(Problem): Extract every entry word for word.

Start

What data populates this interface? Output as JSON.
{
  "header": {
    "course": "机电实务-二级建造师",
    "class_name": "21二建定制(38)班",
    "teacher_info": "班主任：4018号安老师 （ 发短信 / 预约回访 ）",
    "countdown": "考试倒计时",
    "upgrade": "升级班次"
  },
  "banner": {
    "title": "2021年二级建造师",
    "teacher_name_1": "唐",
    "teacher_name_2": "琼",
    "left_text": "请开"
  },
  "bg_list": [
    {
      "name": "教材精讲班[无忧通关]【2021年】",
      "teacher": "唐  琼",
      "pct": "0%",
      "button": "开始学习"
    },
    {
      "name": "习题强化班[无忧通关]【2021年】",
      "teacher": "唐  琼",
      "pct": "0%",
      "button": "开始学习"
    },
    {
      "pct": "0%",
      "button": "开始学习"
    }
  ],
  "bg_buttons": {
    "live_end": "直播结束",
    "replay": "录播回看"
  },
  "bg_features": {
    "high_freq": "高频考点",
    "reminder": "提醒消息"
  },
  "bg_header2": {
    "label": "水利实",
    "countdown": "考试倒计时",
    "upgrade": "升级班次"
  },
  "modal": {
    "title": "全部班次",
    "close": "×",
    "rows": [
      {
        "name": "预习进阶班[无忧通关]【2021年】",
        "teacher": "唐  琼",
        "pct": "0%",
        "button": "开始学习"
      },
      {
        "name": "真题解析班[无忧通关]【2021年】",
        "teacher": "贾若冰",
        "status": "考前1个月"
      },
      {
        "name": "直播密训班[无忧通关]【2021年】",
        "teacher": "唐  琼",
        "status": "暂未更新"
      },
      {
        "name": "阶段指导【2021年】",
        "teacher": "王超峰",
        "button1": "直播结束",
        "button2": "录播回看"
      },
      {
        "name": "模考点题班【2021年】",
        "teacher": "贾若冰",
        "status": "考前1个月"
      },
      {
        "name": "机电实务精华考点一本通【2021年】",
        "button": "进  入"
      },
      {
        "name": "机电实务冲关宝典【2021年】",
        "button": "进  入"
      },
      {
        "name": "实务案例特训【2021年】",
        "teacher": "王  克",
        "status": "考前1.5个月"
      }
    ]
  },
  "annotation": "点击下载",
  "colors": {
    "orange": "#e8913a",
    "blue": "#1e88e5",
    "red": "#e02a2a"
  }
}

End

(The completed task):
What data populates this interface? Output as JSON.
{
  "header": {
    "course": "机电实务-二级建造师",
    "class_name": "21二建定制(38)班",
    "teacher_info": "班主任：4018号安老师 （ 发短信 / 预约回访 ）",
    "countdown": "考试倒计时",
    "upgrade": "升级班次"
  },
  "banner": {
    "title": "2021年二级建造师",
    "teacher_name_1": "唐",
    "teacher_name_2": "琼",
    "left_text": "请开"
  },
  "bg_list": [
    {
      "name": "教材精讲班[无忧通关]【2021年】",
      "teacher": "唐  琼",
      "pct": "0%",
      "button": "开始学习"
    },
    {
      "name": "习题强化班[无忧通关]【2021年】",
      "teacher": "唐  琼",
      "pct": "0%",
      "button": "开始学习"
    },
    {
      "pct": "0%",
      "button": "开始学习"
    }
  ],
  "bg_buttons": {
    "live_end": "直播结束",
    "replay": "录播回看"
  },
  "bg_features": {
    "high_freq": "高频考点",
    "reminder": "提醒消息"
  },
  "bg_header2": {
    "label": "水利实",
    "countdown": "考试倒计时",
    "upgrade": "升级班次"
  },
  "modal": {
    "title": "全部班次",
    "close": "×",
    "rows": [
      {
        "name": "预习进阶班[无忧通关]【2021年】",
        "teacher": "唐  琼",
        "pct": "0%",
        "button": "开始学习"
      },
      {
        "name": "真题解析班[无忧通关]【2021年】",
        "teacher": "贾若冰",
        "status": "考前1个月"
      },
      {
        "name": "直播密训班[无忧通关]【2021年】",
        "teacher": "唐  琼",
        "status": "暂未更新"
      },
      {
        "name": "阶段指导【2021年】",
        "teacher": "王超峰",
        "button1": "直播结束",
        "button2": "录播回看"
      },
      {
        "name": "模考点题班【2021年】",
        "teacher": "贾若冰",
        "status": "考前1个月"
      },
      {
        "name": "机电实务精华考点一本通【2021年】",
        "button": "进  入"
      },
      {
        "name": "机电实务冲关宝典【2021年】",
        "button": "进  入"
      },
      {
        "name": "实务案例特训【2021年】",
        "teacher": "王  克",
        "status": "考前1.5个月"
      }
    ]
  },
  "annotation": "点击下载",
  "colors": {
    "orange": "#e8913a",
    "blue": "#1e88e5",
    "red": "#e02a2a"
  }
}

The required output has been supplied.